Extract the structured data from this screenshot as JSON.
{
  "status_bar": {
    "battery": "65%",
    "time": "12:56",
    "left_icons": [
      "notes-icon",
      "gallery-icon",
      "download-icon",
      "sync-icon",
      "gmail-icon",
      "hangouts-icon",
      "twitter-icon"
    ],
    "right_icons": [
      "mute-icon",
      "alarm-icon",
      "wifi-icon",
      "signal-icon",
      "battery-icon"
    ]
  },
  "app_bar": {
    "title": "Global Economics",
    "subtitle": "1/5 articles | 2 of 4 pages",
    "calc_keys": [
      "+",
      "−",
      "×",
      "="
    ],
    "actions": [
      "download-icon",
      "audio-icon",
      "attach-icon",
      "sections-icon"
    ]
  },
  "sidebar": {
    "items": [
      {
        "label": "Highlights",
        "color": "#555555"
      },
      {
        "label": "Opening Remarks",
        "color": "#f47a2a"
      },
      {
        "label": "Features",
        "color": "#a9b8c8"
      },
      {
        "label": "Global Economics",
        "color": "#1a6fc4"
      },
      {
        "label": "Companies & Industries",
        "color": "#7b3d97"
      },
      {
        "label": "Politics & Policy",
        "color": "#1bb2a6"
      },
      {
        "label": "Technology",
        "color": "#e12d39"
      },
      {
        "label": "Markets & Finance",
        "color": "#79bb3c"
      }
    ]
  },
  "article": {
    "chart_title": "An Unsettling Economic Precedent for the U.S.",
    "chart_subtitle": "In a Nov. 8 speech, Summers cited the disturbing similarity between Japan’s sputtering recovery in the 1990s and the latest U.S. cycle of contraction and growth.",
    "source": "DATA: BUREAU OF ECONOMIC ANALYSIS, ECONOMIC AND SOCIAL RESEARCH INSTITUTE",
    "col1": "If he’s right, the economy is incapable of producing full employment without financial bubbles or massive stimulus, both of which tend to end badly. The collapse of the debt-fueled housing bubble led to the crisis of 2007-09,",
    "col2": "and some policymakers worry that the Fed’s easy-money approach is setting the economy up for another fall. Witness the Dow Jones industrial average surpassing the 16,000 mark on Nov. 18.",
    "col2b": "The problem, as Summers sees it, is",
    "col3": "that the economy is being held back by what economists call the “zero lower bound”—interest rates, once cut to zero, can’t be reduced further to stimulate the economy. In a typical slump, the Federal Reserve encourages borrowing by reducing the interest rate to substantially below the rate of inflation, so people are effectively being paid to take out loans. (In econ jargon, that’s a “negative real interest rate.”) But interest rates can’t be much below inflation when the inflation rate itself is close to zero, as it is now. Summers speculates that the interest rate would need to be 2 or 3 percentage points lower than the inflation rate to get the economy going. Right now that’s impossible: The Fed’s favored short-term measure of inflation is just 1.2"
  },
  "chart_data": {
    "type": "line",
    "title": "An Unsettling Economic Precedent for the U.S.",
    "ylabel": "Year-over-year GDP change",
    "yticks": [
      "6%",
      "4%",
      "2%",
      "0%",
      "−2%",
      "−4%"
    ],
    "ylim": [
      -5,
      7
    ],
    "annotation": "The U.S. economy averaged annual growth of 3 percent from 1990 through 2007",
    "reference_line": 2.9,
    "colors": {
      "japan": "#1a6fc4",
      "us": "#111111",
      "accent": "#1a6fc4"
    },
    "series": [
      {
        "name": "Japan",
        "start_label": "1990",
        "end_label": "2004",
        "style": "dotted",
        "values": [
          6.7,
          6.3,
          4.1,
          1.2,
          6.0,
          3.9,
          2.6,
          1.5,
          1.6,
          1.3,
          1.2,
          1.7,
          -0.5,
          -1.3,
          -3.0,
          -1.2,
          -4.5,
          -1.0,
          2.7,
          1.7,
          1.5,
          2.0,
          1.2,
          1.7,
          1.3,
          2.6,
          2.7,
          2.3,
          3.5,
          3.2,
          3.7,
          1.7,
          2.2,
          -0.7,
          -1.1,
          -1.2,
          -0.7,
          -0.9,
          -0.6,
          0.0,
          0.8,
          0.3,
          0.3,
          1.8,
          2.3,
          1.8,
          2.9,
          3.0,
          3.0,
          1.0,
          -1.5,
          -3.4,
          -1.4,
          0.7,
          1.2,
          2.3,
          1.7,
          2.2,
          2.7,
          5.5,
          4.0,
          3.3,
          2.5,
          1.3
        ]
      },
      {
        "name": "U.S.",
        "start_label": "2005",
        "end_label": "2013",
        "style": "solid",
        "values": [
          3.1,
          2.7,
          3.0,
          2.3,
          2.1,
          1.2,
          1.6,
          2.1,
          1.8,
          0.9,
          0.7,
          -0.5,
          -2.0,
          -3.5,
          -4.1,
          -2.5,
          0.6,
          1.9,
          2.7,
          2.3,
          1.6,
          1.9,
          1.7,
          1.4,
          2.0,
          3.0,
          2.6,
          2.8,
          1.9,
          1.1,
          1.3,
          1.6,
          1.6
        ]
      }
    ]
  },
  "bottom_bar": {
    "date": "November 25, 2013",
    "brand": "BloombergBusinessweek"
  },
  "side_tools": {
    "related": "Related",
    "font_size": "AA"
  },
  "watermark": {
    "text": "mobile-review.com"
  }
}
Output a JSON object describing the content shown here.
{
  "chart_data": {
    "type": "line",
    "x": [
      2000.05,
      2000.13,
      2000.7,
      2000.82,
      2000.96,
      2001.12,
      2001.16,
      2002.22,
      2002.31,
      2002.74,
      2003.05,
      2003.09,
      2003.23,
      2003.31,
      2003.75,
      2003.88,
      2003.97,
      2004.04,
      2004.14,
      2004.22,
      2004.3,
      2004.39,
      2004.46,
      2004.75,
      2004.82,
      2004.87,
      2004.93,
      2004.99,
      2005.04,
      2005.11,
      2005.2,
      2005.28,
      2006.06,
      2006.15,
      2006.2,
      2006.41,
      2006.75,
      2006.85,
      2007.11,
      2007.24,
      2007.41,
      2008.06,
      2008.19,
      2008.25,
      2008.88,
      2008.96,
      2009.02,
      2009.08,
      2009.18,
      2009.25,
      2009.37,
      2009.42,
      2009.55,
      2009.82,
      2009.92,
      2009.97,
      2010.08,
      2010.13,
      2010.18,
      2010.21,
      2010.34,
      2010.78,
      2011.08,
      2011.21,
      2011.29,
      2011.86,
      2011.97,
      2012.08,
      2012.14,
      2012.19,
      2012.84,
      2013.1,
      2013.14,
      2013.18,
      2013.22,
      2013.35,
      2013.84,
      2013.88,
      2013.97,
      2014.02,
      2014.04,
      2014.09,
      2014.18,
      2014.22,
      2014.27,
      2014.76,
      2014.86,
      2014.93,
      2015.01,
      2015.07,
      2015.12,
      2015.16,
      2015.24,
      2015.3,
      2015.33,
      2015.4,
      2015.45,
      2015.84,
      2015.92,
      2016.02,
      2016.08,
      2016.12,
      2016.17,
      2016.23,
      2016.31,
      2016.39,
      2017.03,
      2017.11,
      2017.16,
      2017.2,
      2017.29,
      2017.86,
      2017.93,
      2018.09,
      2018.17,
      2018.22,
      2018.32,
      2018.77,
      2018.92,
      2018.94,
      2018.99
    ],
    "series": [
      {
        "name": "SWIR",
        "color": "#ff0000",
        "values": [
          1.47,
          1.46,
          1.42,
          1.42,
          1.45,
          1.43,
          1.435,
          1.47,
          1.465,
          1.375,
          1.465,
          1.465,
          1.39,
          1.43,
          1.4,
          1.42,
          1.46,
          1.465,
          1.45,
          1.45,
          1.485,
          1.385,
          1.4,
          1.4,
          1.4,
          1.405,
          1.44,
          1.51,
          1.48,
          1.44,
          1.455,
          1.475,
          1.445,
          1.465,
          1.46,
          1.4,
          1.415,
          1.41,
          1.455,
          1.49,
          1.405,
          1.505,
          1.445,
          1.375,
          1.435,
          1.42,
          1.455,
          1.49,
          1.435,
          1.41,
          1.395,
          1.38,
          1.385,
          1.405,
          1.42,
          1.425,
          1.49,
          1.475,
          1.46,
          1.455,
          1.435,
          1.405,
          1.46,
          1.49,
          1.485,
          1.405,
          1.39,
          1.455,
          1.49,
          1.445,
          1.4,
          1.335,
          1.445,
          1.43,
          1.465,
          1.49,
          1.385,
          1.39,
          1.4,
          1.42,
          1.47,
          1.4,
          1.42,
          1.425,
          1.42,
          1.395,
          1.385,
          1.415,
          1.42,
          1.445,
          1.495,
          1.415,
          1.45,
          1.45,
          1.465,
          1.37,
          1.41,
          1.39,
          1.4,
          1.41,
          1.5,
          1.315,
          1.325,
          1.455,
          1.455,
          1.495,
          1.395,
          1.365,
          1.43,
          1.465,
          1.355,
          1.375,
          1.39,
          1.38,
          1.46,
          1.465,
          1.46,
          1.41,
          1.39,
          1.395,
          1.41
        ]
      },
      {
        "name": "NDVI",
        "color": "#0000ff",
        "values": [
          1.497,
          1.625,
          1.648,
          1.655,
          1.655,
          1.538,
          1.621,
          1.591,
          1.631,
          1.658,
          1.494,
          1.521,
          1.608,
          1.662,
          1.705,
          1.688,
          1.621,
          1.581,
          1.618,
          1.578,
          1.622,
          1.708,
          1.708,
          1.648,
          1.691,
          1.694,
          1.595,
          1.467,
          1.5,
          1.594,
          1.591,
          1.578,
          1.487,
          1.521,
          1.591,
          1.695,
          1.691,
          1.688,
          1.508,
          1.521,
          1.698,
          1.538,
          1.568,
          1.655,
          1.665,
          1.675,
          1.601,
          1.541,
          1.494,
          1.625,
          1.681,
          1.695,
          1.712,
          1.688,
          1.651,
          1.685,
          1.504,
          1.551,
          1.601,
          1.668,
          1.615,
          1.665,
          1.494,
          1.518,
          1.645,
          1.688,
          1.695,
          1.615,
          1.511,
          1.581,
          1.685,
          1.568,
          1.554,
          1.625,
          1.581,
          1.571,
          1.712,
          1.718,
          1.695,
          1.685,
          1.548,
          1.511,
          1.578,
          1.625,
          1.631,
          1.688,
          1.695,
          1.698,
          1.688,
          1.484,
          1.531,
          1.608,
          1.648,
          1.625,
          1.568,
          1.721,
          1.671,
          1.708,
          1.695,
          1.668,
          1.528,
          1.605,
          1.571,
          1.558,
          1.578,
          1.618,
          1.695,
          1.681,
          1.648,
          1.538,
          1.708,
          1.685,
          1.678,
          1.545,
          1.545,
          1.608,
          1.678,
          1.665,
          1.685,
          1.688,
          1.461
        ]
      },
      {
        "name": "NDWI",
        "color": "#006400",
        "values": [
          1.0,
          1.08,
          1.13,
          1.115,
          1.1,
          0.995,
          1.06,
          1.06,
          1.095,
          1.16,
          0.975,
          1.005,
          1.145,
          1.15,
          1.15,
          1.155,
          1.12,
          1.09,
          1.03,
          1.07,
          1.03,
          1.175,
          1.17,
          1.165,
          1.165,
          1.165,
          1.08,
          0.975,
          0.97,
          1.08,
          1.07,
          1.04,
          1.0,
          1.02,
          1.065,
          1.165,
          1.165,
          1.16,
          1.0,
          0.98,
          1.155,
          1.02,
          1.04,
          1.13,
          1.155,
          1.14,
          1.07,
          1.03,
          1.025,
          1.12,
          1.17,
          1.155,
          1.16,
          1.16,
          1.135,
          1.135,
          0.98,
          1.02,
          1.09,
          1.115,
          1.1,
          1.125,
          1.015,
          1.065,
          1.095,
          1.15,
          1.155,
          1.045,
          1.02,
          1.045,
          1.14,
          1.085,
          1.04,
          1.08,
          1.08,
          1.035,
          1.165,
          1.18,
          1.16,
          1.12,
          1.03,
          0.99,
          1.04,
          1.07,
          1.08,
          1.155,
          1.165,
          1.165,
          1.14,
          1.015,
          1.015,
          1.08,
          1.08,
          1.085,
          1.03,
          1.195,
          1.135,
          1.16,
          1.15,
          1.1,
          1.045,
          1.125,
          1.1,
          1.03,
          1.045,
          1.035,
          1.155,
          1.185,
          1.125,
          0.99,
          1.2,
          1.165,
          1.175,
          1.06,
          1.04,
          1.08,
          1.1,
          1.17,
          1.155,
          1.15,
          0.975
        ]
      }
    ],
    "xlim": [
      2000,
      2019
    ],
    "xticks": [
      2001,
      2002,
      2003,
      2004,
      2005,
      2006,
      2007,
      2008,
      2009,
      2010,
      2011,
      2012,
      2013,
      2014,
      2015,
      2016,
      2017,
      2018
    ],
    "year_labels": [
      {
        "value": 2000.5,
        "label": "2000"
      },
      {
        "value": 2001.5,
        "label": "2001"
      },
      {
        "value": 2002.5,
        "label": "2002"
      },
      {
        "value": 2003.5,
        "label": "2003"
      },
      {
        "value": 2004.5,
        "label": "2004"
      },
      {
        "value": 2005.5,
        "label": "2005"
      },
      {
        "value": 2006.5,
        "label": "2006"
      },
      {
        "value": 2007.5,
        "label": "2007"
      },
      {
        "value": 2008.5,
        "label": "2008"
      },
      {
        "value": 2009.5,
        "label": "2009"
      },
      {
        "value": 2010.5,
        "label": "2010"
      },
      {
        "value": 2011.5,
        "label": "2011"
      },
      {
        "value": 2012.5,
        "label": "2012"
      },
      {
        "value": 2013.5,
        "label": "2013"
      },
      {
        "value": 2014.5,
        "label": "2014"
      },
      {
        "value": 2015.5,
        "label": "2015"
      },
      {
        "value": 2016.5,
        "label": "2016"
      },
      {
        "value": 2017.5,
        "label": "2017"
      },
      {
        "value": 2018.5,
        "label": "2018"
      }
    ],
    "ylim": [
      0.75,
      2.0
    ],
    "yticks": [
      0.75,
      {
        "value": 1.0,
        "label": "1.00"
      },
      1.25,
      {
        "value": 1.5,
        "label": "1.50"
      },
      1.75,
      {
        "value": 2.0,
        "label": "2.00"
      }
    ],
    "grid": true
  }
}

# # # # #

▶ _Work to be completed_:
Extract each line holding the string "Economics".

▶ _Output of the task_:
    "title": "Global Economics",
        "label": "Global Economics",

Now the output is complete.